What to work on:
Give the number of lines that contain the string "Iran", please, and nothing else.

[Chart and figure data]
(begin)
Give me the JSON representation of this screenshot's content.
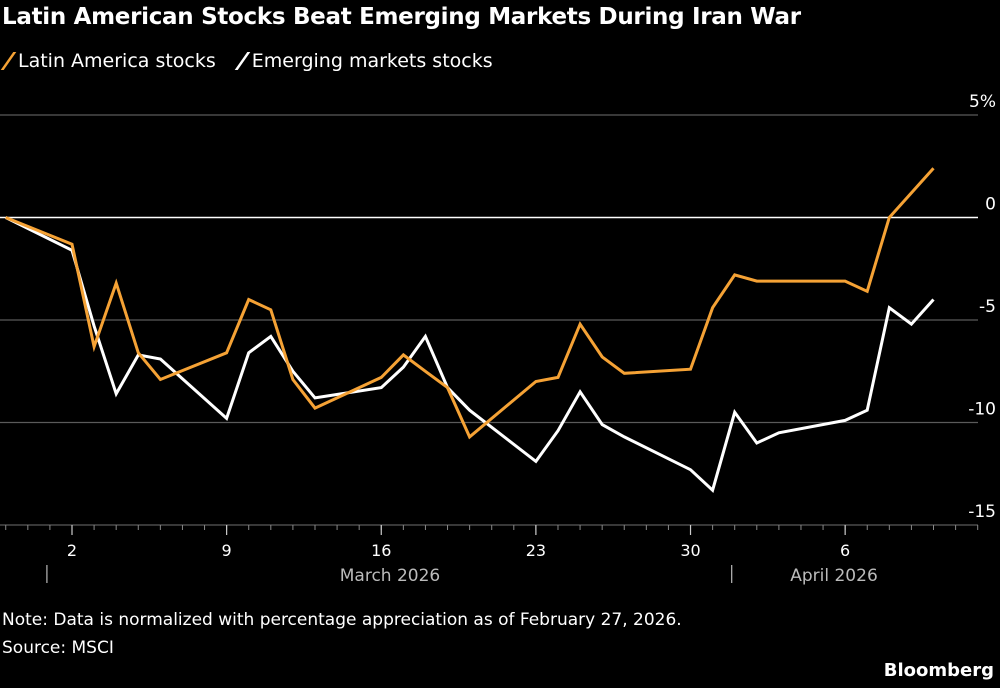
{
  "title": "Latin American Stocks Beat Emerging Markets During Iran War",
  "note": "Note: Data is normalized with percentage appreciation as of February 27, 2026.",
  "source": "Source: MSCI",
  "logo": "Bloomberg",
  "colors": {
    "latam": "#f5a235",
    "em": "#ffffff",
    "background": "#000000",
    "grid": "#5a5a5a"
  },
  "chart_data": {
    "type": "line",
    "title": "Latin American Stocks Beat Emerging Markets During Iran War",
    "x": [
      "2026-02-27",
      "2026-03-02",
      "2026-03-03",
      "2026-03-04",
      "2026-03-05",
      "2026-03-06",
      "2026-03-09",
      "2026-03-10",
      "2026-03-11",
      "2026-03-12",
      "2026-03-13",
      "2026-03-16",
      "2026-03-17",
      "2026-03-18",
      "2026-03-19",
      "2026-03-20",
      "2026-03-23",
      "2026-03-24",
      "2026-03-25",
      "2026-03-26",
      "2026-03-27",
      "2026-03-30",
      "2026-03-31",
      "2026-04-01",
      "2026-04-02",
      "2026-04-03",
      "2026-04-06",
      "2026-04-07",
      "2026-04-08",
      "2026-04-09",
      "2026-04-10"
    ],
    "series": [
      {
        "name": "Latin America stocks",
        "color": "#f5a235",
        "values": [
          0,
          -1.3,
          -6.3,
          -3.2,
          -6.6,
          -7.9,
          -6.6,
          -4.0,
          -4.5,
          -7.9,
          -9.3,
          -7.8,
          -6.7,
          -7.5,
          -8.3,
          -10.7,
          -8.0,
          -7.8,
          -5.2,
          -6.8,
          -7.6,
          -7.4,
          -4.4,
          -2.8,
          -3.1,
          -3.1,
          -3.1,
          -3.6,
          0.0,
          1.2,
          2.4
        ]
      },
      {
        "name": "Emerging markets stocks",
        "color": "#ffffff",
        "values": [
          0,
          -1.6,
          -5.3,
          -8.6,
          -6.7,
          -6.9,
          -9.8,
          -6.6,
          -5.8,
          -7.5,
          -8.8,
          -8.3,
          -7.3,
          -5.8,
          -8.3,
          -9.4,
          -11.9,
          -10.4,
          -8.5,
          -10.1,
          -10.7,
          -12.3,
          -13.3,
          -9.5,
          -11.0,
          -10.5,
          -9.9,
          -9.4,
          -4.4,
          -5.2,
          -4.0
        ]
      }
    ],
    "ylim": [
      -15,
      5
    ],
    "yticks": [
      5,
      0,
      -5,
      -10,
      -15
    ],
    "ytick_labels": [
      "5%",
      "0",
      "-5",
      "-10",
      "-15"
    ],
    "xtick_labels": [
      "2",
      "9",
      "16",
      "23",
      "30",
      "6"
    ],
    "xtick_dates": [
      "2026-03-02",
      "2026-03-09",
      "2026-03-16",
      "2026-03-23",
      "2026-03-30",
      "2026-04-06"
    ],
    "month_labels": [
      "March 2026",
      "April 2026"
    ],
    "grid": true,
    "legend_placement": "top-left",
    "xlabel": "",
    "ylabel": ""
  }
}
(end)
Exercise result:
2